EXERCISE: Extract each line from the entries below that has the string "TikTok" in it.

################

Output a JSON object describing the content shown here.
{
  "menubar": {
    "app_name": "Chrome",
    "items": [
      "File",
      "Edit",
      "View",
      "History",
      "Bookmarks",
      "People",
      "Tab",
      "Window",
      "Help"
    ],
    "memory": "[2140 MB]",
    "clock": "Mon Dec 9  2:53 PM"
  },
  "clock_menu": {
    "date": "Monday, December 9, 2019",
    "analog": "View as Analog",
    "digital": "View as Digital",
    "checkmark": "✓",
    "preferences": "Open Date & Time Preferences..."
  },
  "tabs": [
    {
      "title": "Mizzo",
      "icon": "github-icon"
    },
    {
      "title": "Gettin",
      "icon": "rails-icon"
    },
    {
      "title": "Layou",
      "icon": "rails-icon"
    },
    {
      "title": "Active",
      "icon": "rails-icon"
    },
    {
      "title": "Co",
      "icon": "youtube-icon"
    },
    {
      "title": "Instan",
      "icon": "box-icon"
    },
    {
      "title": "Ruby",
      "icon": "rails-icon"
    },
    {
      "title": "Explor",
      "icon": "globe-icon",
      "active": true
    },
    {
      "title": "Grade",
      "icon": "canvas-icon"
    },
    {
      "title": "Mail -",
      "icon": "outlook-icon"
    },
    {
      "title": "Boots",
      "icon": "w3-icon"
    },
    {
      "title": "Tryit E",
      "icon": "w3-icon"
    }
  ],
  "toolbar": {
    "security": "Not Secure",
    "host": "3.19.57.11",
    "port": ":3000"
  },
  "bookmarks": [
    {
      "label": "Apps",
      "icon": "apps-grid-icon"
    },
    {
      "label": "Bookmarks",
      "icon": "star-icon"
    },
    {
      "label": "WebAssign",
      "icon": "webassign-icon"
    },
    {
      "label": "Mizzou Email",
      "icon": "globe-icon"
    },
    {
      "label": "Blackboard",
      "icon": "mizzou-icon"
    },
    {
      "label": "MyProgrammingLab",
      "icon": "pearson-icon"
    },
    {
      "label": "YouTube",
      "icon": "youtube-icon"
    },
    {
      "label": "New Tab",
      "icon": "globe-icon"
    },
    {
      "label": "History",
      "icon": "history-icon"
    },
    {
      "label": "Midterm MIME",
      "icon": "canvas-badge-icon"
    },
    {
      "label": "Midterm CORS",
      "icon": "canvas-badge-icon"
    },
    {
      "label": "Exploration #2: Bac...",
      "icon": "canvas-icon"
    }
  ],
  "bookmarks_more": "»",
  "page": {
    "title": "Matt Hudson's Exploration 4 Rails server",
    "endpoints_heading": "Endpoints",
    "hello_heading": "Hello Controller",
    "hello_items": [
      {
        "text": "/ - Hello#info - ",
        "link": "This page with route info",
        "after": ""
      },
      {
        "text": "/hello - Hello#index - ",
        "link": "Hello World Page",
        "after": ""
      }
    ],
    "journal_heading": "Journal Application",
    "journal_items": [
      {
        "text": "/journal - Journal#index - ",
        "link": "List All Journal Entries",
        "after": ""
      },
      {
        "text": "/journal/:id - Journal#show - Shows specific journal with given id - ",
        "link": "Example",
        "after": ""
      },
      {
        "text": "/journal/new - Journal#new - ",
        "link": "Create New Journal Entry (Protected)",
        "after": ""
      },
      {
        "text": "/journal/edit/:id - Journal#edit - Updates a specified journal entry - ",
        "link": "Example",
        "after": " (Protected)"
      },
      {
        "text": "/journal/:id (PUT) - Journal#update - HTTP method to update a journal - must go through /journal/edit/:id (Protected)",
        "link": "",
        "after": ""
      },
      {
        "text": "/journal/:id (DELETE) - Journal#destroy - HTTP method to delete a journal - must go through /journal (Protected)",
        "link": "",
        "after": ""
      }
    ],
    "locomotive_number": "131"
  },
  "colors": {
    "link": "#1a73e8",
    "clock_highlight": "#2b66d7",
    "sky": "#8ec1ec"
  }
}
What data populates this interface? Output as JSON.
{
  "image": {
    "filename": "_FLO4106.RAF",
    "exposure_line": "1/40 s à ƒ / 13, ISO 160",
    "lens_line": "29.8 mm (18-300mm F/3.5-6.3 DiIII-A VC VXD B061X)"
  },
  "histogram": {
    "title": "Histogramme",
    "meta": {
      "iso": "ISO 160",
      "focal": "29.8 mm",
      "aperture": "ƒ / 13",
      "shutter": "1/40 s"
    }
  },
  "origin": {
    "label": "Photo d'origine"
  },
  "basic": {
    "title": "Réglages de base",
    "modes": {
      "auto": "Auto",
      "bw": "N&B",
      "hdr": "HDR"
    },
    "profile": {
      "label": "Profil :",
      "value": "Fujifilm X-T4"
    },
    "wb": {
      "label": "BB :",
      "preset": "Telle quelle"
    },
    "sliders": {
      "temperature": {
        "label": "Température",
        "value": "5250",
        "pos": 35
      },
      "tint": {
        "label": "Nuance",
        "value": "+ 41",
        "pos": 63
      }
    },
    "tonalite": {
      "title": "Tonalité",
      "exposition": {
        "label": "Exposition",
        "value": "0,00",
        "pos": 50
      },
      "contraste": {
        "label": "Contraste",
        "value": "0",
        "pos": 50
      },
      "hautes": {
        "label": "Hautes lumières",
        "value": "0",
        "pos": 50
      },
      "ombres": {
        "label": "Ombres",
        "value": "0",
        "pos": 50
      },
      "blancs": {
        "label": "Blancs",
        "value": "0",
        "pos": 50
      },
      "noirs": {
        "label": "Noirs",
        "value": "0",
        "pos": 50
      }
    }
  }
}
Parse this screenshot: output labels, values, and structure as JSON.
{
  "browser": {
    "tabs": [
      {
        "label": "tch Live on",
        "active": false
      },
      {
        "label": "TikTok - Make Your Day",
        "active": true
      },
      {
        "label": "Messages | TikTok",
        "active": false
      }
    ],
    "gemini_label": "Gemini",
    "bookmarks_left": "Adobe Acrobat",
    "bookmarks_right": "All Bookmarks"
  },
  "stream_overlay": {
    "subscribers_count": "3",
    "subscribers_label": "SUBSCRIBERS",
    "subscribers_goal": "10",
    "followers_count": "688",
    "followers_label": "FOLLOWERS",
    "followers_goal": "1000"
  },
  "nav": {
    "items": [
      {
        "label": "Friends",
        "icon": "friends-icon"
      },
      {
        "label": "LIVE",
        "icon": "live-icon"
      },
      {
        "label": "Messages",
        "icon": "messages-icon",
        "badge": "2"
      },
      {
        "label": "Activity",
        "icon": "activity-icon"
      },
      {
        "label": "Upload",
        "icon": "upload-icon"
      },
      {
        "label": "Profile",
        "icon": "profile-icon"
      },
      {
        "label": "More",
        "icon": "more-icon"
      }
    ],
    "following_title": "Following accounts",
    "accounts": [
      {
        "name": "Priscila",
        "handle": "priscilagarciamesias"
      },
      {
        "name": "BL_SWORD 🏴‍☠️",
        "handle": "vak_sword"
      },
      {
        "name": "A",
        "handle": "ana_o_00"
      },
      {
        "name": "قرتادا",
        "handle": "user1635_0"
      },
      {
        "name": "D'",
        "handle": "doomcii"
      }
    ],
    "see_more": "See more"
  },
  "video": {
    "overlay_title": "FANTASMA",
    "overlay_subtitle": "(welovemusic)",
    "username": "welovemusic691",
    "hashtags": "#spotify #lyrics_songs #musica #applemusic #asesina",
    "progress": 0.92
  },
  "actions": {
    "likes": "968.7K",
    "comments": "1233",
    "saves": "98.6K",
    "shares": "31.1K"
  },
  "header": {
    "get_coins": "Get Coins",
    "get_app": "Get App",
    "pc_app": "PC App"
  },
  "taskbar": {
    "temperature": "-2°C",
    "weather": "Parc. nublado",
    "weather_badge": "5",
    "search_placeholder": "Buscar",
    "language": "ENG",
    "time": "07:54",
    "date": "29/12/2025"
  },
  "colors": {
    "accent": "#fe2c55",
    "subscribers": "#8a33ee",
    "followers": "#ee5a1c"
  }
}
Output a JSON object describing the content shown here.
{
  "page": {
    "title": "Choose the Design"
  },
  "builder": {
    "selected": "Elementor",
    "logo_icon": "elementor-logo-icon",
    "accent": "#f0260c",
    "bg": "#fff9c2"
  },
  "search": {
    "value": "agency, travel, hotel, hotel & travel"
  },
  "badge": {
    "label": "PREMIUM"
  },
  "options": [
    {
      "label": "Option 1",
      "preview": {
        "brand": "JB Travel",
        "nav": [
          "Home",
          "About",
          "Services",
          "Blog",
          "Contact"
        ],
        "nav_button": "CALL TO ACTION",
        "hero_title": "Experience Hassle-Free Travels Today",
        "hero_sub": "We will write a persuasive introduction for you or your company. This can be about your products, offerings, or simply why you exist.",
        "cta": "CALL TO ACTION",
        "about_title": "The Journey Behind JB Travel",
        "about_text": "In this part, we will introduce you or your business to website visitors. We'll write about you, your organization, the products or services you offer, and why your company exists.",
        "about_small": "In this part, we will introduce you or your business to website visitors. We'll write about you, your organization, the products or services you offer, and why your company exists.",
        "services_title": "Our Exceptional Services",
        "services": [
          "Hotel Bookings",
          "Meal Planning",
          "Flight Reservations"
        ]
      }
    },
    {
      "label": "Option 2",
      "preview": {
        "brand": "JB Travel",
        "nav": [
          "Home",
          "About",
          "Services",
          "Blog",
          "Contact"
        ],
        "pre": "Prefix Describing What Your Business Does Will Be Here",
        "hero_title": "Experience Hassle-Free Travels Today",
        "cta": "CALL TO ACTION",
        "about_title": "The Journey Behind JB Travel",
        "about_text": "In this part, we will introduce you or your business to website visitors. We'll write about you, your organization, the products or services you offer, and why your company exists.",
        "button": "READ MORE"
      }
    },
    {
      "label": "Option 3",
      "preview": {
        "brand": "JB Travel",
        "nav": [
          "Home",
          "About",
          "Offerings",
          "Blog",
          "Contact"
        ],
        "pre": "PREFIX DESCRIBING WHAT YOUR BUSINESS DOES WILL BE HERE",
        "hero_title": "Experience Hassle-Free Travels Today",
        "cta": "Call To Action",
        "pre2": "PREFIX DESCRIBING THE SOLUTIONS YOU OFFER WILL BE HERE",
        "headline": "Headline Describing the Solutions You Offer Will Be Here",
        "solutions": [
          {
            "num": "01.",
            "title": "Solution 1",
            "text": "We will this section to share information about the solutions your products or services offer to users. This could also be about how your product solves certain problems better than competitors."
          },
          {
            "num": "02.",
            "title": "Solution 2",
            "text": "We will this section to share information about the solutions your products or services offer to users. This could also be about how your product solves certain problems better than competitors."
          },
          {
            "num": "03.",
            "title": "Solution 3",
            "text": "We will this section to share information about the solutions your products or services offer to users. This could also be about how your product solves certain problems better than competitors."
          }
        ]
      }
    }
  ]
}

################

RESPONSE FOR THIS EXERCISE:
        "label": "TikTok - Make Your Day",
        "label": "Messages | TikTok",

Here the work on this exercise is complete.